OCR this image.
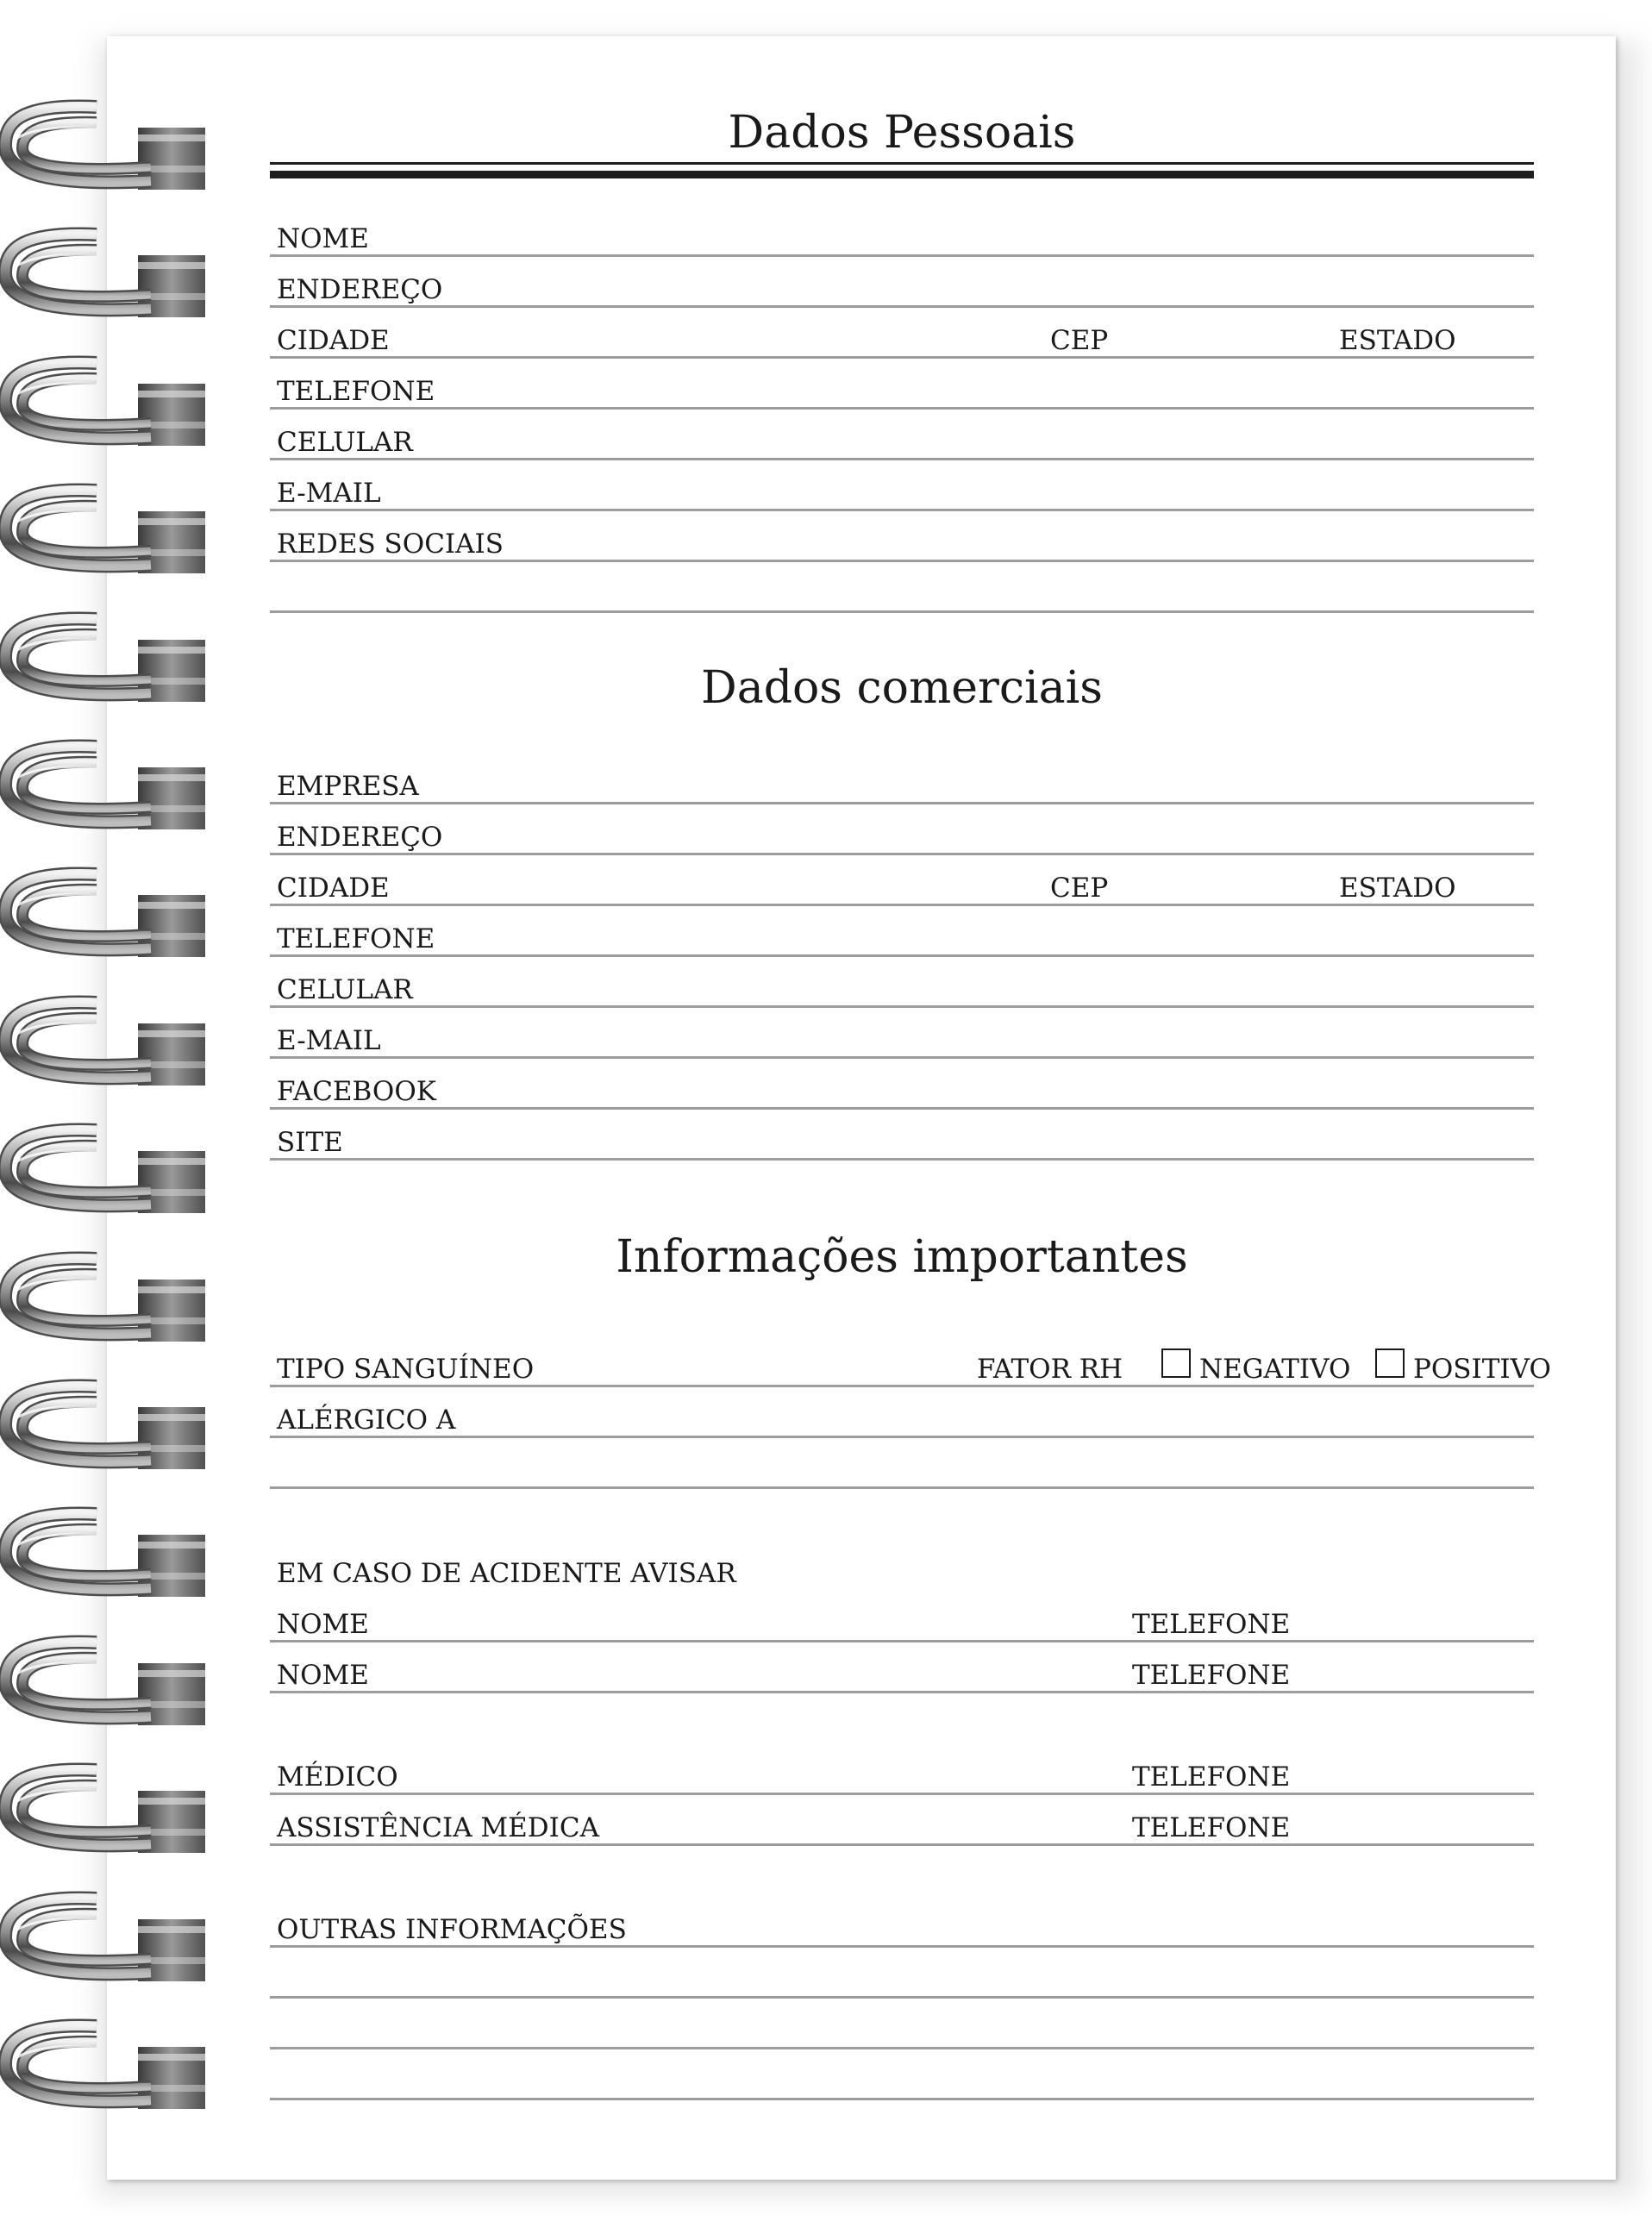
Dados Pessoais
NOME
ENDEREÇO
CIDADE	CEP	ESTADO
TELEFONE
CELULAR
E-MAIL
REDES SOCIAIS
Dados comerciais
EMPRESA
ENDEREÇO
CIDADE	CEP	ESTADO
TELEFONE
CELULAR
E-MAIL
FACEBOOK
SITE
Informações importantes
TIPO SANGUÍNEO	FATOR RH	NEGATIVO POSITIVO
ALÉRGICO A
EM CASO DE ACIDENTE AVISAR
NOME	TELEFONE
NOME	TELEFONE
MÉDICO	TELEFONE
ASSISTÊNCIA MÉDICA	TELEFONE
OUTRAS INFORMAÇÕES
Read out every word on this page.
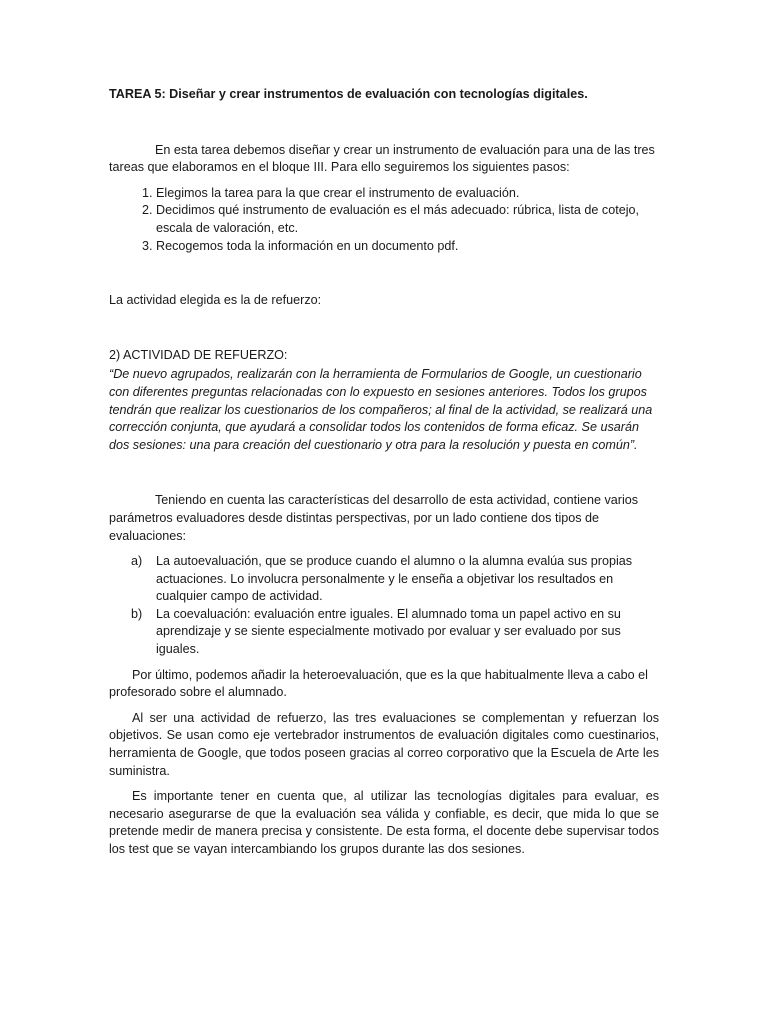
TAREA 5: Diseñar y crear instrumentos de evaluación con tecnologías digitales.

En esta tarea debemos diseñar y crear un instrumento de evaluación para una de las tres tareas que elaboramos en el bloque III. Para ello seguiremos los siguientes pasos:

1. Elegimos la tarea para la que crear el instrumento de evaluación.
2. Decidimos qué instrumento de evaluación es el más adecuado: rúbrica, lista de cotejo, escala de valoración, etc.
3. Recogemos toda la información en un documento pdf.

La actividad elegida es la de refuerzo:

2) ACTIVIDAD DE REFUERZO:

“De nuevo agrupados, realizarán con la herramienta de Formularios de Google, un cuestionario con diferentes preguntas relacionadas con lo expuesto en sesiones anteriores. Todos los grupos tendrán que realizar los cuestionarios de los compañeros; al final de la actividad, se realizará una corrección conjunta, que ayudará a consolidar todos los contenidos de forma eficaz. Se usarán dos sesiones: una para creación del cuestionario y otra para la resolución y puesta en común”.

Teniendo en cuenta las características del desarrollo de esta actividad, contiene varios parámetros evaluadores desde distintas perspectivas, por un lado contiene dos tipos de evaluaciones:

a) La autoevaluación, que se produce cuando el alumno o la alumna evalúa sus propias actuaciones. Lo involucra personalmente y le enseña a objetivar los resultados en cualquier campo de actividad.
b) La coevaluación: evaluación entre iguales. El alumnado toma un papel activo en su aprendizaje y se siente especialmente motivado por evaluar y ser evaluado por sus iguales.

Por último, podemos añadir la heteroevaluación, que es la que habitualmente lleva a cabo el profesorado sobre el alumnado.

Al ser una actividad de refuerzo, las tres evaluaciones se complementan y refuerzan los objetivos. Se usan como eje vertebrador instrumentos de evaluación digitales como cuestinarios, herramienta de Google, que todos poseen gracias al correo corporativo que la Escuela de Arte les suministra.

Es importante tener en cuenta que, al utilizar las tecnologías digitales para evaluar, es necesario asegurarse de que la evaluación sea válida y confiable, es decir, que mida lo que se pretende medir de manera precisa y consistente. De esta forma, el docente debe supervisar todos los test que se vayan intercambiando los grupos durante las dos sesiones.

Work to be completed
Output all the records, word for word, with no pictures in the copy.

Exercise response
OCR this image.
Dados Pessoais
NOME
ENDEREÇO
CIDADE	CEP	ESTADO
TELEFONE
CELULAR
E-MAIL
REDES SOCIAIS
Dados comerciais
EMPRESA
ENDEREÇO
CIDADE	CEP	ESTADO
TELEFONE
CELULAR
E-MAIL
FACEBOOK
SITE
Informações importantes
TIPO SANGUÍNEO	FATOR RH	NEGATIVO POSITIVO
ALÉRGICO A
EM CASO DE ACIDENTE AVISAR
NOME	TELEFONE
NOME	TELEFONE
MÉDICO	TELEFONE
ASSISTÊNCIA MÉDICA	TELEFONE
OUTRAS INFORMAÇÕES
Read out every word on this page.
TAREA 5: Diseñar y crear instrumentos de evaluación con tecnologías digitales.

En esta tarea debemos diseñar y crear un instrumento de evaluación para una de las tres tareas que elaboramos en el bloque III. Para ello seguiremos los siguientes pasos:

1. Elegimos la tarea para la que crear el instrumento de evaluación.
2. Decidimos qué instrumento de evaluación es el más adecuado: rúbrica, lista de cotejo, escala de valoración, etc.
3. Recogemos toda la información en un documento pdf.

La actividad elegida es la de refuerzo:

2) ACTIVIDAD DE REFUERZO:

“De nuevo agrupados, realizarán con la herramienta de Formularios de Google, un cuestionario con diferentes preguntas relacionadas con lo expuesto en sesiones anteriores. Todos los grupos tendrán que realizar los cuestionarios de los compañeros; al final de la actividad, se realizará una corrección conjunta, que ayudará a consolidar todos los contenidos de forma eficaz. Se usarán dos sesiones: una para creación del cuestionario y otra para la resolución y puesta en común”.

Teniendo en cuenta las características del desarrollo de esta actividad, contiene varios parámetros evaluadores desde distintas perspectivas, por un lado contiene dos tipos de evaluaciones:

a) La autoevaluación, que se produce cuando el alumno o la alumna evalúa sus propias actuaciones. Lo involucra personalmente y le enseña a objetivar los resultados en cualquier campo de actividad.
b) La coevaluación: evaluación entre iguales. El alumnado toma un papel activo en su aprendizaje y se siente especialmente motivado por evaluar y ser evaluado por sus iguales.

Por último, podemos añadir la heteroevaluación, que es la que habitualmente lleva a cabo el profesorado sobre el alumnado.

Al ser una actividad de refuerzo, las tres evaluaciones se complementan y refuerzan los objetivos. Se usan como eje vertebrador instrumentos de evaluación digitales como cuestinarios, herramienta de Google, que todos poseen gracias al correo corporativo que la Escuela de Arte les suministra.

Es importante tener en cuenta que, al utilizar las tecnologías digitales para evaluar, es necesario asegurarse de que la evaluación sea válida y confiable, es decir, que mida lo que se pretende medir de manera precisa y consistente. De esta forma, el docente debe supervisar todos los test que se vayan intercambiando los grupos durante las dos sesiones.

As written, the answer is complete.